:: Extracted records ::
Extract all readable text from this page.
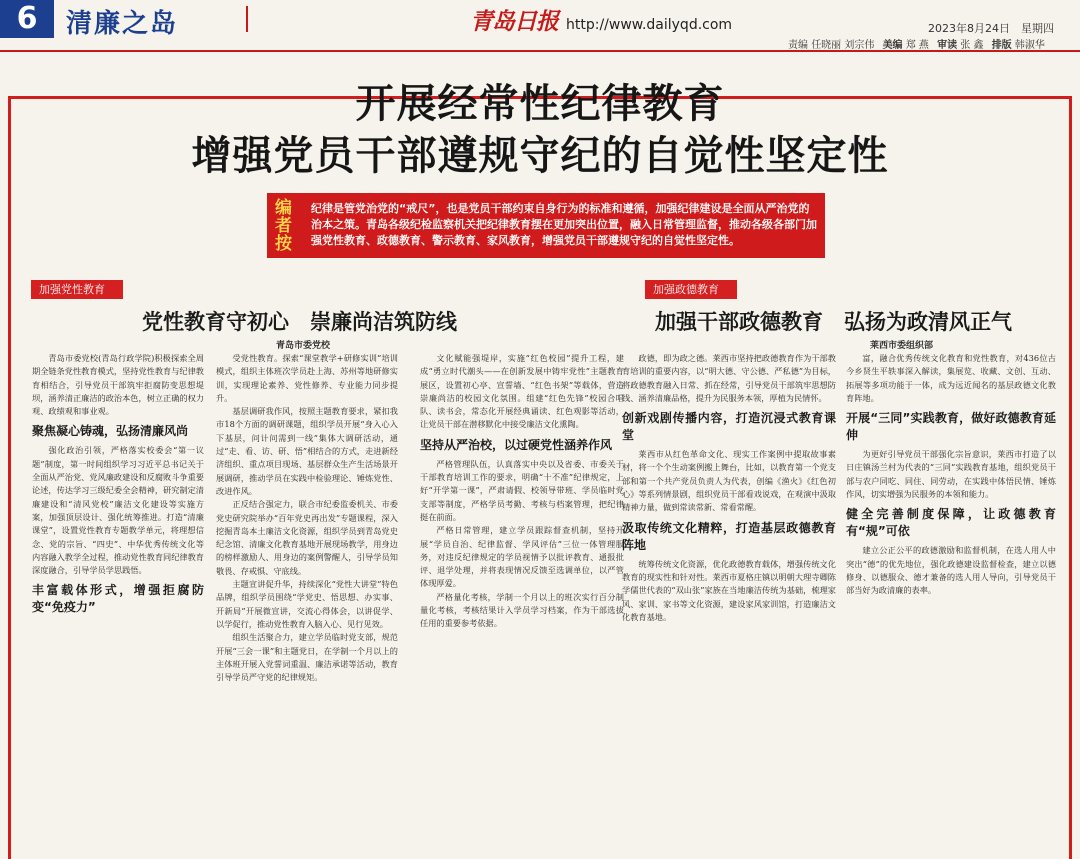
6	清廉之岛	青岛日报 http://www.dailyqd.com	2023年8月24日　星期四
责编 任晓丽 刘宗伟 美编 郑 燕 审读 张 鑫 排版 韩淑华
开展经常性纪律教育
增强党员干部遵规守纪的自觉性坚定性
编者按
纪律是管党治党的“戒尺”，也是党员干部约束自身行为的标准和遵循，加强纪律建设是全面从严治党的治本之策。青岛各级纪检监察机关把纪律教育摆在更加突出位置，融入日常管理监督，推动各级各部门加强党性教育、政德教育、警示教育、家风教育，增强党员干部遵规守纪的自觉性坚定性。
加强党性教育
党性教育守初心　崇廉尚洁筑防线
青岛市委党校
加强政德教育
加强干部政德教育　弘扬为政清风正气
莱西市委组织部

青岛市委党校(青岛行政学院)积极探索全周期全链条党性教育模式，坚持党性教育与纪律教育相结合，引导党员干部筑牢拒腐防变思想堤坝，涵养清正廉洁的政治本色，树立正确的权力观、政绩观和事业观。

聚焦凝心铸魂，弘扬清廉风尚

强化政治引领，严格落实校委会“第一议题”制度，第一时间组织学习习近平总书记关于全面从严治党、党风廉政建设和反腐败斗争重要论述，传达学习三级纪委全会精神，研究制定清廉建设和“清风党校”廉洁文化建设等实施方案，加强顶层设计、强化统筹推进。打造“清廉课堂”，设置党性教育专题教学单元，将理想信念、党的宗旨、“四史”、中华优秀传统文化等内容融入教学全过程，推动党性教育同纪律教育深度融合，引导学员学思践悟。

丰富载体形式，增强拒腐防变“免疫力”

受党性教育。探索“课堂教学+研修实训”培训模式，组织主体班次学员赴上海、苏州等地研修实训，实现理论素养、党性修养、专业能力同步提升。

基层调研我作风，按照主题教育要求，紧扣我市18个方面的调研课题，组织学员开展“身入心入下基层，问计问需到一线”集体大调研活动，通过“走、看、访、研、悟”相结合的方式，走进新经济组织、重点项目现场、基层群众生产生活场景开展调研，推动学员在实践中检验理论、锤炼党性、改进作风。

正反结合强定力，联合市纪委监委机关、市委党史研究院举办“百年党史再出发”专题课程，深入挖掘青岛本土廉洁文化资源，组织学员到青岛党史纪念馆、清廉文化教育基地开展现场教学，用身边的榜样激励人、用身边的案例警醒人，引导学员知敬畏、存戒惧、守底线。

主题宣讲促升华，持续深化“党性大讲堂”特色品牌，组织学员围绕“学党史、悟思想、办实事、开新局”开展微宣讲，交流心得体会，以讲促学、以学促行，推动党性教育入脑入心、见行见效。

组织生活聚合力，建立学员临时党支部，规范开展“三会一课”和主题党日，在学制一个月以上的主体班开展入党誓词重温、廉洁承诺等活动，教育引导学员严守党的纪律规矩。

文化赋能强堤岸，实施“红色校园”提升工程，建成“勇立时代潮头——在创新发展中铸牢党性”主题教育展区，设置初心亭、宣誓墙、“红色书架”等载体，营造崇廉尚洁的校园文化氛围。组建“红色先锋”校园合唱队、读书会，常态化开展经典诵读、红色观影等活动，让党员干部在潜移默化中接受廉洁文化熏陶。

坚持从严治校，以过硬党性涵养作风

严格管理队伍，认真落实中央以及省委、市委关于干部教育培训工作的要求，明确“十不准”纪律规定，上好“开学第一课”，严肃请假、校领导带班、学员临时党支部等制度，严格学员考勤、考核与档案管理，把纪律挺在前面。

严格日常管理，建立学员跟踪督查机制，坚持开展“学员自治、纪律监督、学风评估”三位一体管理服务，对违反纪律规定的学员视情予以批评教育、通报批评、退学处理，并将表现情况反馈至选调单位，以严管体现厚爱。

严格量化考核，学制一个月以上的班次实行百分制量化考核，考核结果计入学员学习档案，作为干部选拔任用的重要参考依据。

政德，即为政之德。莱西市坚持把政德教育作为干部教育培训的重要内容，以“明大德、守公德、严私德”为目标，将政德教育融入日常、抓在经常，引导党员干部筑牢思想防线、涵养清廉品格，提升为民服务本领，厚植为民情怀。

创新戏剧传播内容，打造沉浸式教育课堂

莱西市从红色革命文化、现实工作案例中提取故事素材，将一个个生动案例搬上舞台，比如，以教育第一个党支部和第一个共产党员负责人为代表，创编《渔火》《红色初心》等系列情景剧，组织党员干部看戏说戏，在观演中汲取精神力量，做到常读常新、常看常醒。

汲取传统文化精粹，打造基层政德教育阵地

统筹传统文化资源，优化政德教育载体，增强传统文化教育的现实性和针对性。莱西市夏格庄镇以明朝大理寺卿陈学儒世代表的“双山张”家族在当地廉洁传统为基础，梳理家风、家训、家书等文化资源，建设家风家训馆，打造廉洁文化教育基地。

富，融合优秀传统文化教育和党性教育，对436位古今乡贤生平轶事深入解读，集展览、收藏、文创、互动、拓展等多项功能于一体，成为远近闻名的基层政德文化教育阵地。

开展“三同”实践教育，做好政德教育延伸

为更好引导党员干部强化宗旨意识，莱西市打造了以日庄镇汤兰村为代表的“三同”实践教育基地，组织党员干部与农户同吃、同住、同劳动，在实践中体悟民情、锤炼作风，切实增强为民服务的本领和能力。

健全完善制度保障，让政德教育有“规”可依

建立公正公平的政德激励和监督机制，在选人用人中突出“德”的优先地位，强化政德建设监督检查，建立以德修身、以德服众、德才兼备的选人用人导向，引导党员干部当好为政清廉的表率。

:: EXERCISE BRIEF ::
Where a line in the material contains "增强党员干部遵规守纪的自觉性坚定性", copy that line.

:: REPLY TO THE TASK ::
增强党员干部遵规守纪的自觉性坚定性
纪律是管党治党的“戒尺”，也是党员干部约束自身行为的标准和遵循，加强纪律建设是全面从严治党的治本之策。青岛各级纪检监察机关把纪律教育摆在更加突出位置，融入日常管理监督，推动各级各部门加强党性教育、政德教育、警示教育、家风教育，增强党员干部遵规守纪的自觉性坚定性。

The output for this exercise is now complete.